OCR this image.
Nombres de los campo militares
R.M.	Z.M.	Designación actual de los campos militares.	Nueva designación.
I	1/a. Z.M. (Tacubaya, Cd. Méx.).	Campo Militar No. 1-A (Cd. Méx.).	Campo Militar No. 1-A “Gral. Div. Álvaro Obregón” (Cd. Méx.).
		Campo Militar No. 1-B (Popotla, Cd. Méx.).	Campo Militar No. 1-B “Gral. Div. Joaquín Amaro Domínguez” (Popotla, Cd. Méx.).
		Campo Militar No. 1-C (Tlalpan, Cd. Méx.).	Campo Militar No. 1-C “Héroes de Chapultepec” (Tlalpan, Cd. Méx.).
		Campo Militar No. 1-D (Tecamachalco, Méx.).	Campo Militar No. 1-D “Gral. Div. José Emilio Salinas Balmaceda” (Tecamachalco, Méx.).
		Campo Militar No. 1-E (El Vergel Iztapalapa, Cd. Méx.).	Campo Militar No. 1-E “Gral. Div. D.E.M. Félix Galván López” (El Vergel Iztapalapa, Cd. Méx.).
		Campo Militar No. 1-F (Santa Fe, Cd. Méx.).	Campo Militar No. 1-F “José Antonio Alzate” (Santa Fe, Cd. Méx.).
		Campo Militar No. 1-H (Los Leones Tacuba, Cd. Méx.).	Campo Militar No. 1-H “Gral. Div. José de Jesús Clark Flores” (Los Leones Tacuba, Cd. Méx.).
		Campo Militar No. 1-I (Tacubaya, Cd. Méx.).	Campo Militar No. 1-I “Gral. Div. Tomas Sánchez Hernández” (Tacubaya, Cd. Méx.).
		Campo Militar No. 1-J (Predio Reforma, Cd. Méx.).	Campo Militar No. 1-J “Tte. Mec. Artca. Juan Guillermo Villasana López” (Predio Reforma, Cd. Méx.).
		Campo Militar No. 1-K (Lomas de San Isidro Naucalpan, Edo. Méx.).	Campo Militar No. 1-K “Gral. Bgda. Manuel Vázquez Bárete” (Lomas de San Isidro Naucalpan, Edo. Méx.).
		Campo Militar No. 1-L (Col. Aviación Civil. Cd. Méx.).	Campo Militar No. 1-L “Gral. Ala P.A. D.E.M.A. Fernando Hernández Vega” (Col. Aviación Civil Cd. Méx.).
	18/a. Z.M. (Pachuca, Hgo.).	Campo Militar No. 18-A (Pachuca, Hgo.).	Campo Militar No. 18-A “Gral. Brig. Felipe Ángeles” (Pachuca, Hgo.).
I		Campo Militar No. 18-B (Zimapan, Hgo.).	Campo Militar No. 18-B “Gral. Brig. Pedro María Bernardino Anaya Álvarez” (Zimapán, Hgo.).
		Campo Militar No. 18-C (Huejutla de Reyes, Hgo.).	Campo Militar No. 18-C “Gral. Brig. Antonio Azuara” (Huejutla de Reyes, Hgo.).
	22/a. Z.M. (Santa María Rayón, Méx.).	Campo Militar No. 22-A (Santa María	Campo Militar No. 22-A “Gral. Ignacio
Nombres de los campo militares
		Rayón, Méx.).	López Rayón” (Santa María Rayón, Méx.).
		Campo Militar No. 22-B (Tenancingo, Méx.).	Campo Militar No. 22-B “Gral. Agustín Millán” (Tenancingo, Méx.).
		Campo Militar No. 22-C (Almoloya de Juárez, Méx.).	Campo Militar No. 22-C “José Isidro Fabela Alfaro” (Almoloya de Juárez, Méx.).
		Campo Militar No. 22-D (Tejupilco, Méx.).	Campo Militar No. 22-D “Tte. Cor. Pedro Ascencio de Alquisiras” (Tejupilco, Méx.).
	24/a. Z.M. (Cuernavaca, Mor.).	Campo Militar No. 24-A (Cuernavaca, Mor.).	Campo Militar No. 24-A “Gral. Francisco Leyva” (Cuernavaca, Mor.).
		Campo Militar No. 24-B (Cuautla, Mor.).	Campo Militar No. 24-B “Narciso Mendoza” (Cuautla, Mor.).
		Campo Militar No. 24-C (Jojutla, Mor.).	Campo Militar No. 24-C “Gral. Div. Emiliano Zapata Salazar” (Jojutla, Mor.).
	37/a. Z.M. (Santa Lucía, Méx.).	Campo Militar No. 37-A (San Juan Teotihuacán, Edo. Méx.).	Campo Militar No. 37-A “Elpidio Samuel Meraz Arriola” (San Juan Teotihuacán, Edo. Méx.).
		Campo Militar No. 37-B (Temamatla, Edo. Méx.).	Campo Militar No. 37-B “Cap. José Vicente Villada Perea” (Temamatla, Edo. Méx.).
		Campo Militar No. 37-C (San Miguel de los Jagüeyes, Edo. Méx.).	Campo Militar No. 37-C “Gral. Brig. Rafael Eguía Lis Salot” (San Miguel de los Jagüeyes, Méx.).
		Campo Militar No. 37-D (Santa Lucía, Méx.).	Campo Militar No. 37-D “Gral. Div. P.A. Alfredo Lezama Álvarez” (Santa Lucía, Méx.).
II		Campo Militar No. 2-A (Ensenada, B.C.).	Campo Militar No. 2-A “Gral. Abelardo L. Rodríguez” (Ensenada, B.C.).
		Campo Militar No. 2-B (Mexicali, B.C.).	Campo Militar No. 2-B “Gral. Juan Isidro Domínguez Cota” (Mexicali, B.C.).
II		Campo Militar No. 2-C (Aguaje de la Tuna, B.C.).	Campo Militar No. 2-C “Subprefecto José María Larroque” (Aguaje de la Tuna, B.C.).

Directions |
Exactly reproduce every line of the records.

Answer to this exercise |
OCR this image.
Nombres de los campo militares
R.M.	Z.M.	Designación actual de los campos militares.	Nueva designación.
I	1/a. Z.M. (Tacubaya, Cd. Méx.).	Campo Militar No. 1-A (Cd. Méx.).	Campo Militar No. 1-A “Gral. Div. Álvaro Obregón” (Cd. Méx.).
		Campo Militar No. 1-B (Popotla, Cd. Méx.).	Campo Militar No. 1-B “Gral. Div. Joaquín Amaro Domínguez” (Popotla, Cd. Méx.).
		Campo Militar No. 1-C (Tlalpan, Cd. Méx.).	Campo Militar No. 1-C “Héroes de Chapultepec” (Tlalpan, Cd. Méx.).
		Campo Militar No. 1-D (Tecamachalco, Méx.).	Campo Militar No. 1-D “Gral. Div. José Emilio Salinas Balmaceda” (Tecamachalco, Méx.).
		Campo Militar No. 1-E (El Vergel Iztapalapa, Cd. Méx.).	Campo Militar No. 1-E “Gral. Div. D.E.M. Félix Galván López” (El Vergel Iztapalapa, Cd. Méx.).
		Campo Militar No. 1-F (Santa Fe, Cd. Méx.).	Campo Militar No. 1-F “José Antonio Alzate” (Santa Fe, Cd. Méx.).
		Campo Militar No. 1-H (Los Leones Tacuba, Cd. Méx.).	Campo Militar No. 1-H “Gral. Div. José de Jesús Clark Flores” (Los Leones Tacuba, Cd. Méx.).
		Campo Militar No. 1-I (Tacubaya, Cd. Méx.).	Campo Militar No. 1-I “Gral. Div. Tomas Sánchez Hernández” (Tacubaya, Cd. Méx.).
		Campo Militar No. 1-J (Predio Reforma, Cd. Méx.).	Campo Militar No. 1-J “Tte. Mec. Artca. Juan Guillermo Villasana López” (Predio Reforma, Cd. Méx.).
		Campo Militar No. 1-K (Lomas de San Isidro Naucalpan, Edo. Méx.).	Campo Militar No. 1-K “Gral. Bgda. Manuel Vázquez Bárete” (Lomas de San Isidro Naucalpan, Edo. Méx.).
		Campo Militar No. 1-L (Col. Aviación Civil. Cd. Méx.).	Campo Militar No. 1-L “Gral. Ala P.A. D.E.M.A. Fernando Hernández Vega” (Col. Aviación Civil Cd. Méx.).
	18/a. Z.M. (Pachuca, Hgo.).	Campo Militar No. 18-A (Pachuca, Hgo.).	Campo Militar No. 18-A “Gral. Brig. Felipe Ángeles” (Pachuca, Hgo.).
I		Campo Militar No. 18-B (Zimapan, Hgo.).	Campo Militar No. 18-B “Gral. Brig. Pedro María Bernardino Anaya Álvarez” (Zimapán, Hgo.).
		Campo Militar No. 18-C (Huejutla de Reyes, Hgo.).	Campo Militar No. 18-C “Gral. Brig. Antonio Azuara” (Huejutla de Reyes, Hgo.).
	22/a. Z.M. (Santa María Rayón, Méx.).	Campo Militar No. 22-A (Santa María	Campo Militar No. 22-A “Gral. Ignacio
Nombres de los campo militares
		Rayón, Méx.).	López Rayón” (Santa María Rayón, Méx.).
		Campo Militar No. 22-B (Tenancingo, Méx.).	Campo Militar No. 22-B “Gral. Agustín Millán” (Tenancingo, Méx.).
		Campo Militar No. 22-C (Almoloya de Juárez, Méx.).	Campo Militar No. 22-C “José Isidro Fabela Alfaro” (Almoloya de Juárez, Méx.).
		Campo Militar No. 22-D (Tejupilco, Méx.).	Campo Militar No. 22-D “Tte. Cor. Pedro Ascencio de Alquisiras” (Tejupilco, Méx.).
	24/a. Z.M. (Cuernavaca, Mor.).	Campo Militar No. 24-A (Cuernavaca, Mor.).	Campo Militar No. 24-A “Gral. Francisco Leyva” (Cuernavaca, Mor.).
		Campo Militar No. 24-B (Cuautla, Mor.).	Campo Militar No. 24-B “Narciso Mendoza” (Cuautla, Mor.).
		Campo Militar No. 24-C (Jojutla, Mor.).	Campo Militar No. 24-C “Gral. Div. Emiliano Zapata Salazar” (Jojutla, Mor.).
	37/a. Z.M. (Santa Lucía, Méx.).	Campo Militar No. 37-A (San Juan Teotihuacán, Edo. Méx.).	Campo Militar No. 37-A “Elpidio Samuel Meraz Arriola” (San Juan Teotihuacán, Edo. Méx.).
		Campo Militar No. 37-B (Temamatla, Edo. Méx.).	Campo Militar No. 37-B “Cap. José Vicente Villada Perea” (Temamatla, Edo. Méx.).
		Campo Militar No. 37-C (San Miguel de los Jagüeyes, Edo. Méx.).	Campo Militar No. 37-C “Gral. Brig. Rafael Eguía Lis Salot” (San Miguel de los Jagüeyes, Méx.).
		Campo Militar No. 37-D (Santa Lucía, Méx.).	Campo Militar No. 37-D “Gral. Div. P.A. Alfredo Lezama Álvarez” (Santa Lucía, Méx.).
II		Campo Militar No. 2-A (Ensenada, B.C.).	Campo Militar No. 2-A “Gral. Abelardo L. Rodríguez” (Ensenada, B.C.).
		Campo Militar No. 2-B (Mexicali, B.C.).	Campo Militar No. 2-B “Gral. Juan Isidro Domínguez Cota” (Mexicali, B.C.).
II		Campo Militar No. 2-C (Aguaje de la Tuna, B.C.).	Campo Militar No. 2-C “Subprefecto José María Larroque” (Aguaje de la Tuna, B.C.).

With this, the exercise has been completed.